— Task goal —
Repeat the material below word for word and leave out all pictures.

Items listed in a dataset:
= = = = =

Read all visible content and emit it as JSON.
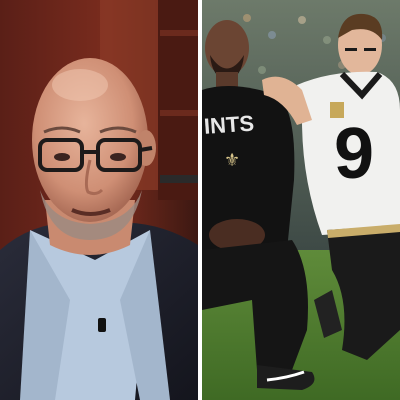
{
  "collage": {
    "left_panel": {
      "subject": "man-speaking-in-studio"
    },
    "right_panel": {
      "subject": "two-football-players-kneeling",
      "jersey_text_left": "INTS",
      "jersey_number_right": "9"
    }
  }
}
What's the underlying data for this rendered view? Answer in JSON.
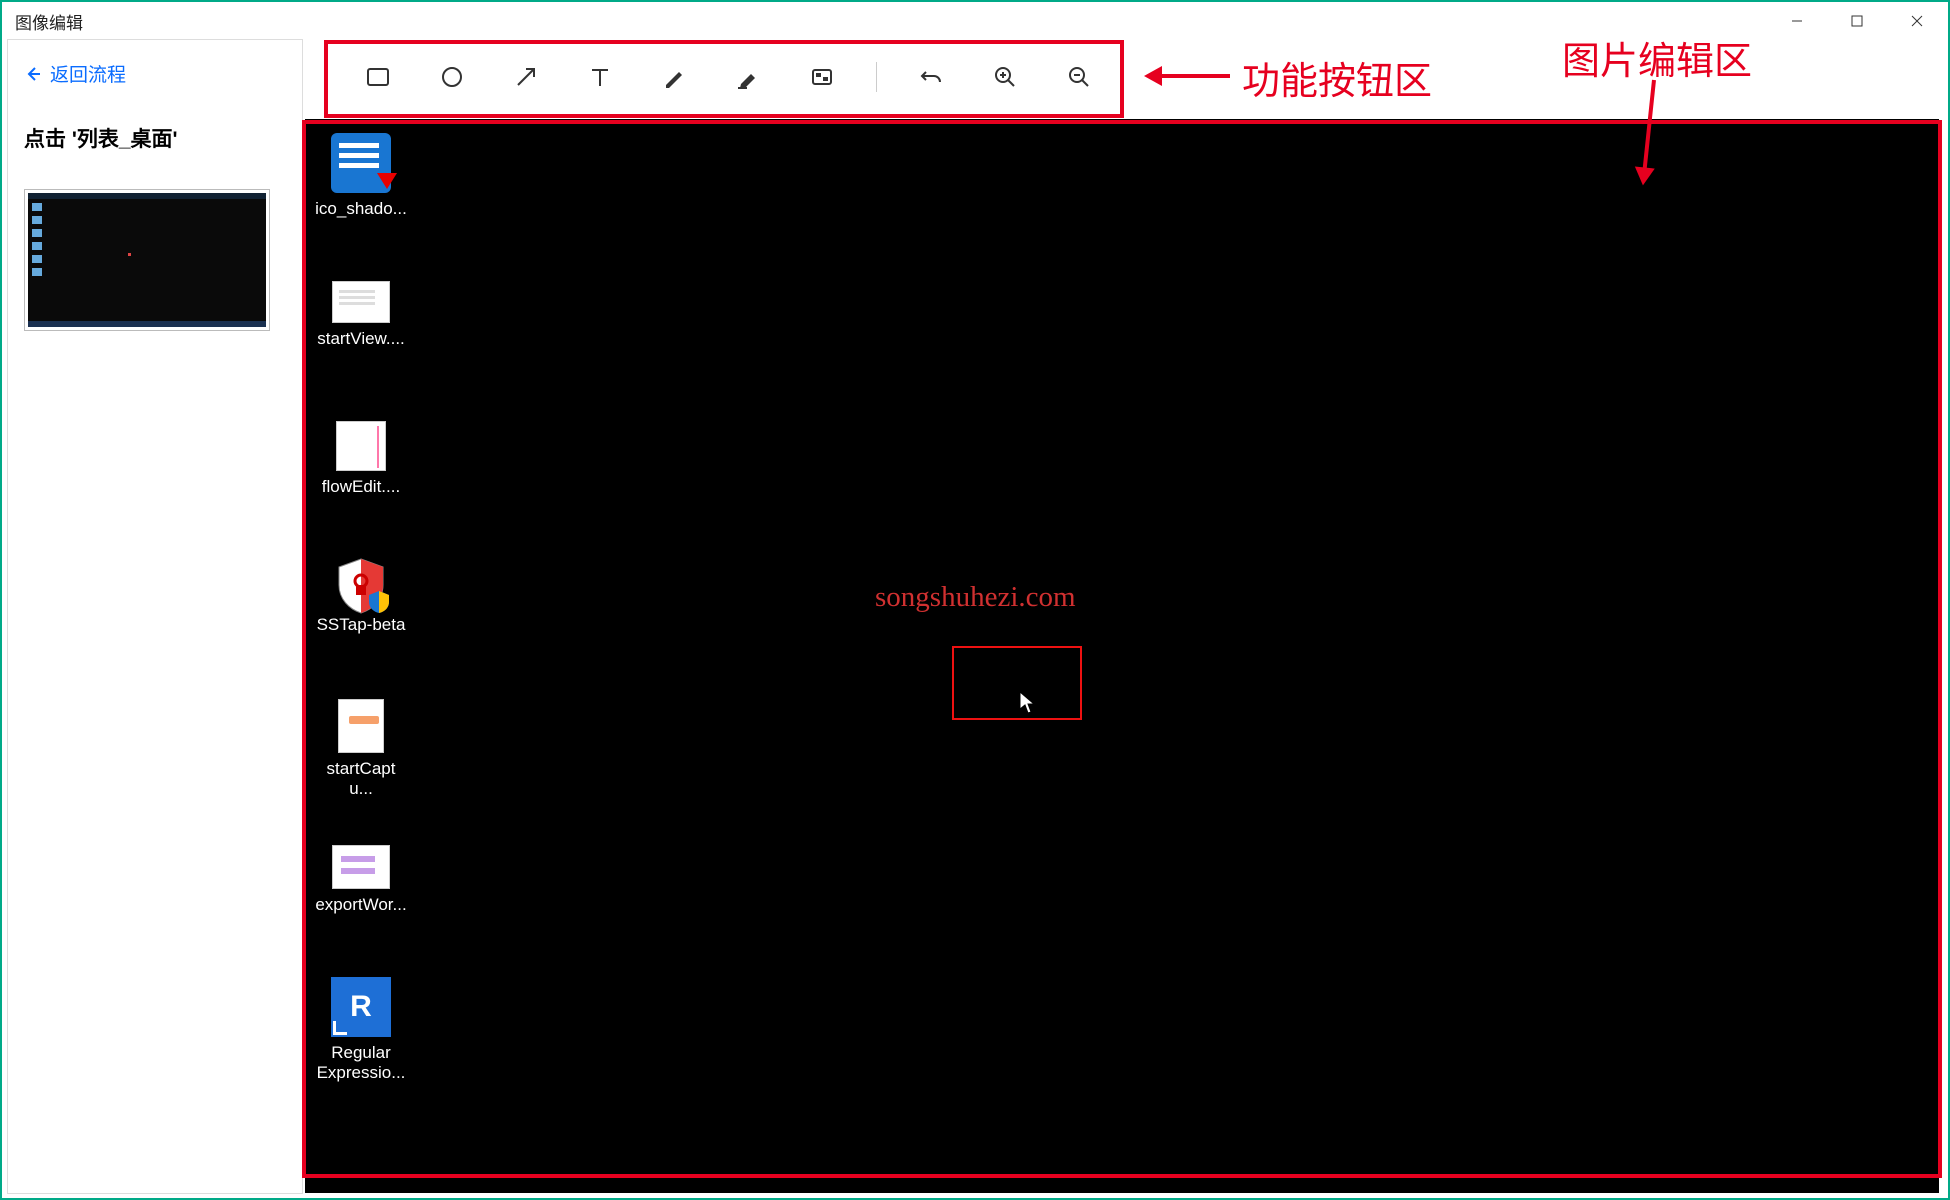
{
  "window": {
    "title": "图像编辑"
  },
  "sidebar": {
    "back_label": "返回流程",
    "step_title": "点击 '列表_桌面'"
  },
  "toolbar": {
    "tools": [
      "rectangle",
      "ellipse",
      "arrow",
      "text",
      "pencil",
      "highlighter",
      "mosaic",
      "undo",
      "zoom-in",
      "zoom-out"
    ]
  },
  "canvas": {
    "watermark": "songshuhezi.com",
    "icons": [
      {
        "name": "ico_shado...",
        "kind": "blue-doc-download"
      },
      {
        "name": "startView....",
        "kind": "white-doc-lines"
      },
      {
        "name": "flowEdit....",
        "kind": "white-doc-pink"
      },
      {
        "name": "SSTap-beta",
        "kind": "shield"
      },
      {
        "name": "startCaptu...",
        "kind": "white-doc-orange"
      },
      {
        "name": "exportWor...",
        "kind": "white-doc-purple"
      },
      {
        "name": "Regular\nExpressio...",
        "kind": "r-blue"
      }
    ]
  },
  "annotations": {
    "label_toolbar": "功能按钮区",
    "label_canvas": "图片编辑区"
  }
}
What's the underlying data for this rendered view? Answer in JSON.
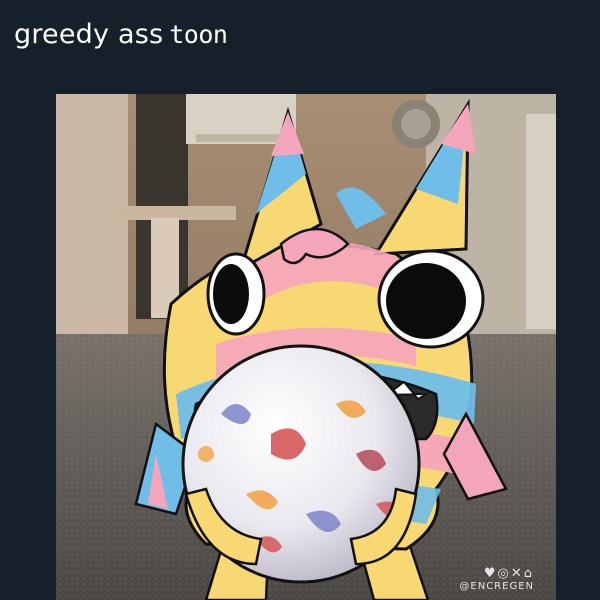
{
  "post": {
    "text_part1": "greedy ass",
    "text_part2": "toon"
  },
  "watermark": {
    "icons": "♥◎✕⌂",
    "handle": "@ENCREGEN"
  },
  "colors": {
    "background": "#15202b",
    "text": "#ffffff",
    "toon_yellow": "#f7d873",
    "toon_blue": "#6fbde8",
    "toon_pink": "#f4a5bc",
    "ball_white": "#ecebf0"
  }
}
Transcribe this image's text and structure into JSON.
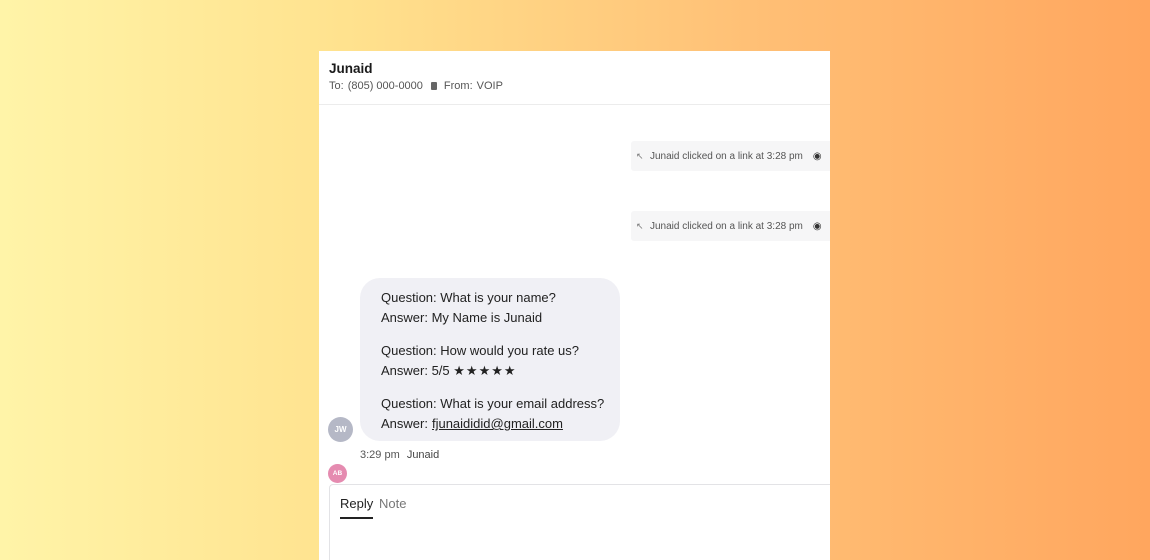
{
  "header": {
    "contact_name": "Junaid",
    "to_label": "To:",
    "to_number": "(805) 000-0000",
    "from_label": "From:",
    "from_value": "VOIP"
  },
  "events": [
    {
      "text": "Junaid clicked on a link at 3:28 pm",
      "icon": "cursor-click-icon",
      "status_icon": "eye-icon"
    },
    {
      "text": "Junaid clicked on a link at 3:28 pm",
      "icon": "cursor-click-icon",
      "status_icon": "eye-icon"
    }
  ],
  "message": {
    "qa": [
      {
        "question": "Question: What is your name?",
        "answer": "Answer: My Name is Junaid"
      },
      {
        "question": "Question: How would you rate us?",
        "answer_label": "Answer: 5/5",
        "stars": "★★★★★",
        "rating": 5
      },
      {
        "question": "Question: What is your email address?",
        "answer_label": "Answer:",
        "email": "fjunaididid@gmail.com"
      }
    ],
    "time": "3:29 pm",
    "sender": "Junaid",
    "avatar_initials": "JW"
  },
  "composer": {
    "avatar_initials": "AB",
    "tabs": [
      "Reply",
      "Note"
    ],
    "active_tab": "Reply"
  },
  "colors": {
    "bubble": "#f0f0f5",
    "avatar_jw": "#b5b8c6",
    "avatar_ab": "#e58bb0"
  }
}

= = = = =

— Response to the task —
Read all visible content and emit it as JSON.
{
  "collage": {
    "left_panel": {
      "subject": "man-speaking-in-studio"
    },
    "right_panel": {
      "subject": "two-football-players-kneeling",
      "jersey_text_left": "INTS",
      "jersey_number_right": "9"
    }
  }
}
What's the underlying data for this rendered view? Answer in JSON.
{
  "window": {
    "title": "图像编辑"
  },
  "sidebar": {
    "back_label": "返回流程",
    "step_title": "点击 '列表_桌面'"
  },
  "toolbar": {
    "tools": [
      "rectangle",
      "ellipse",
      "arrow",
      "text",
      "pencil",
      "highlighter",
      "mosaic",
      "undo",
      "zoom-in",
      "zoom-out"
    ]
  },
  "canvas": {
    "watermark": "songshuhezi.com",
    "icons": [
      {
        "name": "ico_shado...",
        "kind": "blue-doc-download"
      },
      {
        "name": "startView....",
        "kind": "white-doc-lines"
      },
      {
        "name": "flowEdit....",
        "kind": "white-doc-pink"
      },
      {
        "name": "SSTap-beta",
        "kind": "shield"
      },
      {
        "name": "startCaptu...",
        "kind": "white-doc-orange"
      },
      {
        "name": "exportWor...",
        "kind": "white-doc-purple"
      },
      {
        "name": "Regular\nExpressio...",
        "kind": "r-blue"
      }
    ]
  },
  "annotations": {
    "label_toolbar": "功能按钮区",
    "label_canvas": "图片编辑区"
  }
}
What's the underlying data for this rendered view? Answer in JSON.
{
  "post": {
    "text_part1": "greedy ass",
    "text_part2": "toon"
  },
  "watermark": {
    "icons": "♥◎✕⌂",
    "handle": "@ENCREGEN"
  },
  "colors": {
    "background": "#15202b",
    "text": "#ffffff",
    "toon_yellow": "#f7d873",
    "toon_blue": "#6fbde8",
    "toon_pink": "#f4a5bc",
    "ball_white": "#ecebf0"
  }
}
Transcribe this image's text and structure into JSON.
{
  "header": {
    "contact_name": "Junaid",
    "to_label": "To:",
    "to_number": "(805) 000-0000",
    "from_label": "From:",
    "from_value": "VOIP"
  },
  "events": [
    {
      "text": "Junaid clicked on a link at 3:28 pm",
      "icon": "cursor-click-icon",
      "status_icon": "eye-icon"
    },
    {
      "text": "Junaid clicked on a link at 3:28 pm",
      "icon": "cursor-click-icon",
      "status_icon": "eye-icon"
    }
  ],
  "message": {
    "qa": [
      {
        "question": "Question: What is your name?",
        "answer": "Answer: My Name is Junaid"
      },
      {
        "question": "Question: How would you rate us?",
        "answer_label": "Answer: 5/5",
        "stars": "★★★★★",
        "rating": 5
      },
      {
        "question": "Question: What is your email address?",
        "answer_label": "Answer:",
        "email": "fjunaididid@gmail.com"
      }
    ],
    "time": "3:29 pm",
    "sender": "Junaid",
    "avatar_initials": "JW"
  },
  "composer": {
    "avatar_initials": "AB",
    "tabs": [
      "Reply",
      "Note"
    ],
    "active_tab": "Reply"
  },
  "colors": {
    "bubble": "#f0f0f5",
    "avatar_jw": "#b5b8c6",
    "avatar_ab": "#e58bb0"
  }
}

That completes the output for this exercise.